**Exercise description**. Faithfully repeat all of the records, as they are written below.

**Text content records for pages**.
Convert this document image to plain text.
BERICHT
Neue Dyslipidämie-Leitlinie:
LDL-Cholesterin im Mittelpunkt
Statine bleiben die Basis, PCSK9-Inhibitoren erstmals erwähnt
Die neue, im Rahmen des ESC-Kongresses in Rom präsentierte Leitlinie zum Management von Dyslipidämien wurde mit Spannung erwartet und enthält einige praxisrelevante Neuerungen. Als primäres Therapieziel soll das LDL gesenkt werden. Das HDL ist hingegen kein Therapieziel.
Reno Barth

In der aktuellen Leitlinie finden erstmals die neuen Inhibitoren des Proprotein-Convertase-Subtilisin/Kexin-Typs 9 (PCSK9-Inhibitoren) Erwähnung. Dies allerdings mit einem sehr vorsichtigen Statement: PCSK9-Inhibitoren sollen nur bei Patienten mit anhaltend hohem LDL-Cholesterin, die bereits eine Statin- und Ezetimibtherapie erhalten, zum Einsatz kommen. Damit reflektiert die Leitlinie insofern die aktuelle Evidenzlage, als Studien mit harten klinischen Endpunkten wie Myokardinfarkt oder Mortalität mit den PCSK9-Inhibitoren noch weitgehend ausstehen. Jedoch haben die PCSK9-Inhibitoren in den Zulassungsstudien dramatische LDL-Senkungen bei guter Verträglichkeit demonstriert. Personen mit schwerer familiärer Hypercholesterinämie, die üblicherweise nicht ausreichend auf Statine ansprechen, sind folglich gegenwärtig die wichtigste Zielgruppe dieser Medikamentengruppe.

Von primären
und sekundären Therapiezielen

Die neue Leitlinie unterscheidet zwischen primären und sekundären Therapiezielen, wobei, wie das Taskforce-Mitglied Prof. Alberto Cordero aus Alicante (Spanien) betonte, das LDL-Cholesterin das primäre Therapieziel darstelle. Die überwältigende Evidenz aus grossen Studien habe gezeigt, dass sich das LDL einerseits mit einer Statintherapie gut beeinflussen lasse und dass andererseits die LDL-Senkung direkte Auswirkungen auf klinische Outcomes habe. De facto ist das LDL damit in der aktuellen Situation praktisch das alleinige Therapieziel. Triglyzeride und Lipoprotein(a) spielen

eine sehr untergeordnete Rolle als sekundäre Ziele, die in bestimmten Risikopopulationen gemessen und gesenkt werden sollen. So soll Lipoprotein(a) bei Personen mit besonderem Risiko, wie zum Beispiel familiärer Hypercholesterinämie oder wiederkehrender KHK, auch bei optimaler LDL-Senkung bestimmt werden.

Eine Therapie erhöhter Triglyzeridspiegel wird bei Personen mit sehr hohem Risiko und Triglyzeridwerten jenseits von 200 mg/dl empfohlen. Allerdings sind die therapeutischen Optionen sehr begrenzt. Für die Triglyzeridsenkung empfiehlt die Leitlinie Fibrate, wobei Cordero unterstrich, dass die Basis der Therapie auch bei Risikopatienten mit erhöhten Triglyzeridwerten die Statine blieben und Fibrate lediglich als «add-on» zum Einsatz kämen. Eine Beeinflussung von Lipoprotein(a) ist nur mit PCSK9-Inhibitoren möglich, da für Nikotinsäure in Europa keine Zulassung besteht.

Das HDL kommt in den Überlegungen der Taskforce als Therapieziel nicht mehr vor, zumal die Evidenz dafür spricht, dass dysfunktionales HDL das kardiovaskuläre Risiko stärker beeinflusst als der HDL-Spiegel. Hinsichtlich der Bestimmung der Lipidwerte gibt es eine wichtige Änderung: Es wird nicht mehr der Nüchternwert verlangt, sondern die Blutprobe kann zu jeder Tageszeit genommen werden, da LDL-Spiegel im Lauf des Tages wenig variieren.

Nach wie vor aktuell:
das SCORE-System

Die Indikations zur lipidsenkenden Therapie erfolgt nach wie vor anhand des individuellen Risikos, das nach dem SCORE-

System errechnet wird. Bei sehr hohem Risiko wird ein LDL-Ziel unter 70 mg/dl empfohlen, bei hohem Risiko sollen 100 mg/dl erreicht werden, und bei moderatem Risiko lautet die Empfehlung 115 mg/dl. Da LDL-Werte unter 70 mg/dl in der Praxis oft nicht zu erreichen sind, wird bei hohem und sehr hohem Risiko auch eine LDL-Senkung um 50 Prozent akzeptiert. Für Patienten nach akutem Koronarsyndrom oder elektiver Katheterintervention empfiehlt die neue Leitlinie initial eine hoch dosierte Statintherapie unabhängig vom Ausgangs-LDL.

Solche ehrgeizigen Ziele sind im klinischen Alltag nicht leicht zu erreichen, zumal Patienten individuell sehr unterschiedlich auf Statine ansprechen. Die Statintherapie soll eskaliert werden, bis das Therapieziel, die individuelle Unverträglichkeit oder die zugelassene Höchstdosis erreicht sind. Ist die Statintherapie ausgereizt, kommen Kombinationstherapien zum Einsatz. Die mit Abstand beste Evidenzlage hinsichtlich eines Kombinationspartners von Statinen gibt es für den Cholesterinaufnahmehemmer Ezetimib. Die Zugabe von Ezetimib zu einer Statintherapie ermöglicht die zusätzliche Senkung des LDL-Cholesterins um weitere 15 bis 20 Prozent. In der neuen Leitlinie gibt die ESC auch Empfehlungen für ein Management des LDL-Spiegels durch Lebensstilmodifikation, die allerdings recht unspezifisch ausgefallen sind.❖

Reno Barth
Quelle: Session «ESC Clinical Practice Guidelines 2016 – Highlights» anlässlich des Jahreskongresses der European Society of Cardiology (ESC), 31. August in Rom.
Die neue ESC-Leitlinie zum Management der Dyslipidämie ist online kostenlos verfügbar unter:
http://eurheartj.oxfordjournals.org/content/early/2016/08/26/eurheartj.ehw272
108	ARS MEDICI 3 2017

**Worked solution**.
Convert this document image to plain text.
BERICHT
Neue Dyslipidämie-Leitlinie:
LDL-Cholesterin im Mittelpunkt
Statine bleiben die Basis, PCSK9-Inhibitoren erstmals erwähnt
Die neue, im Rahmen des ESC-Kongresses in Rom präsentierte Leitlinie zum Management von Dyslipidämien wurde mit Spannung erwartet und enthält einige praxisrelevante Neuerungen. Als primäres Therapieziel soll das LDL gesenkt werden. Das HDL ist hingegen kein Therapieziel.
Reno Barth

In der aktuellen Leitlinie finden erstmals die neuen Inhibitoren des Proprotein-Convertase-Subtilisin/Kexin-Typs 9 (PCSK9-Inhibitoren) Erwähnung. Dies allerdings mit einem sehr vorsichtigen Statement: PCSK9-Inhibitoren sollen nur bei Patienten mit anhaltend hohem LDL-Cholesterin, die bereits eine Statin- und Ezetimibtherapie erhalten, zum Einsatz kommen. Damit reflektiert die Leitlinie insofern die aktuelle Evidenzlage, als Studien mit harten klinischen Endpunkten wie Myokardinfarkt oder Mortalität mit den PCSK9-Inhibitoren noch weitgehend ausstehen. Jedoch haben die PCSK9-Inhibitoren in den Zulassungsstudien dramatische LDL-Senkungen bei guter Verträglichkeit demonstriert. Personen mit schwerer familiärer Hypercholesterinämie, die üblicherweise nicht ausreichend auf Statine ansprechen, sind folglich gegenwärtig die wichtigste Zielgruppe dieser Medikamentengruppe.

Von primären
und sekundären Therapiezielen

Die neue Leitlinie unterscheidet zwischen primären und sekundären Therapiezielen, wobei, wie das Taskforce-Mitglied Prof. Alberto Cordero aus Alicante (Spanien) betonte, das LDL-Cholesterin das primäre Therapieziel darstelle. Die überwältigende Evidenz aus grossen Studien habe gezeigt, dass sich das LDL einerseits mit einer Statintherapie gut beeinflussen lasse und dass andererseits die LDL-Senkung direkte Auswirkungen auf klinische Outcomes habe. De facto ist das LDL damit in der aktuellen Situation praktisch das alleinige Therapieziel. Triglyzeride und Lipoprotein(a) spielen

eine sehr untergeordnete Rolle als sekundäre Ziele, die in bestimmten Risikopopulationen gemessen und gesenkt werden sollen. So soll Lipoprotein(a) bei Personen mit besonderem Risiko, wie zum Beispiel familiärer Hypercholesterinämie oder wiederkehrender KHK, auch bei optimaler LDL-Senkung bestimmt werden.

Eine Therapie erhöhter Triglyzeridspiegel wird bei Personen mit sehr hohem Risiko und Triglyzeridwerten jenseits von 200 mg/dl empfohlen. Allerdings sind die therapeutischen Optionen sehr begrenzt. Für die Triglyzeridsenkung empfiehlt die Leitlinie Fibrate, wobei Cordero unterstrich, dass die Basis der Therapie auch bei Risikopatienten mit erhöhten Triglyzeridwerten die Statine blieben und Fibrate lediglich als «add-on» zum Einsatz kämen. Eine Beeinflussung von Lipoprotein(a) ist nur mit PCSK9-Inhibitoren möglich, da für Nikotinsäure in Europa keine Zulassung besteht.

Das HDL kommt in den Überlegungen der Taskforce als Therapieziel nicht mehr vor, zumal die Evidenz dafür spricht, dass dysfunktionales HDL das kardiovaskuläre Risiko stärker beeinflusst als der HDL-Spiegel. Hinsichtlich der Bestimmung der Lipidwerte gibt es eine wichtige Änderung: Es wird nicht mehr der Nüchternwert verlangt, sondern die Blutprobe kann zu jeder Tageszeit genommen werden, da LDL-Spiegel im Lauf des Tages wenig variieren.

Nach wie vor aktuell:
das SCORE-System

Die Indikations zur lipidsenkenden Therapie erfolgt nach wie vor anhand des individuellen Risikos, das nach dem SCORE-

System errechnet wird. Bei sehr hohem Risiko wird ein LDL-Ziel unter 70 mg/dl empfohlen, bei hohem Risiko sollen 100 mg/dl erreicht werden, und bei moderatem Risiko lautet die Empfehlung 115 mg/dl. Da LDL-Werte unter 70 mg/dl in der Praxis oft nicht zu erreichen sind, wird bei hohem und sehr hohem Risiko auch eine LDL-Senkung um 50 Prozent akzeptiert. Für Patienten nach akutem Koronarsyndrom oder elektiver Katheterintervention empfiehlt die neue Leitlinie initial eine hoch dosierte Statintherapie unabhängig vom Ausgangs-LDL.

Solche ehrgeizigen Ziele sind im klinischen Alltag nicht leicht zu erreichen, zumal Patienten individuell sehr unterschiedlich auf Statine ansprechen. Die Statintherapie soll eskaliert werden, bis das Therapieziel, die individuelle Unverträglichkeit oder die zugelassene Höchstdosis erreicht sind. Ist die Statintherapie ausgereizt, kommen Kombinationstherapien zum Einsatz. Die mit Abstand beste Evidenzlage hinsichtlich eines Kombinationspartners von Statinen gibt es für den Cholesterinaufnahmehemmer Ezetimib. Die Zugabe von Ezetimib zu einer Statintherapie ermöglicht die zusätzliche Senkung des LDL-Cholesterins um weitere 15 bis 20 Prozent. In der neuen Leitlinie gibt die ESC auch Empfehlungen für ein Management des LDL-Spiegels durch Lebensstilmodifikation, die allerdings recht unspezifisch ausgefallen sind.❖

Reno Barth
Quelle: Session «ESC Clinical Practice Guidelines 2016 – Highlights» anlässlich des Jahreskongresses der European Society of Cardiology (ESC), 31. August in Rom.
Die neue ESC-Leitlinie zum Management der Dyslipidämie ist online kostenlos verfügbar unter:
http://eurheartj.oxfordjournals.org/content/early/2016/08/26/eurheartj.ehw272
108	ARS MEDICI 3 2017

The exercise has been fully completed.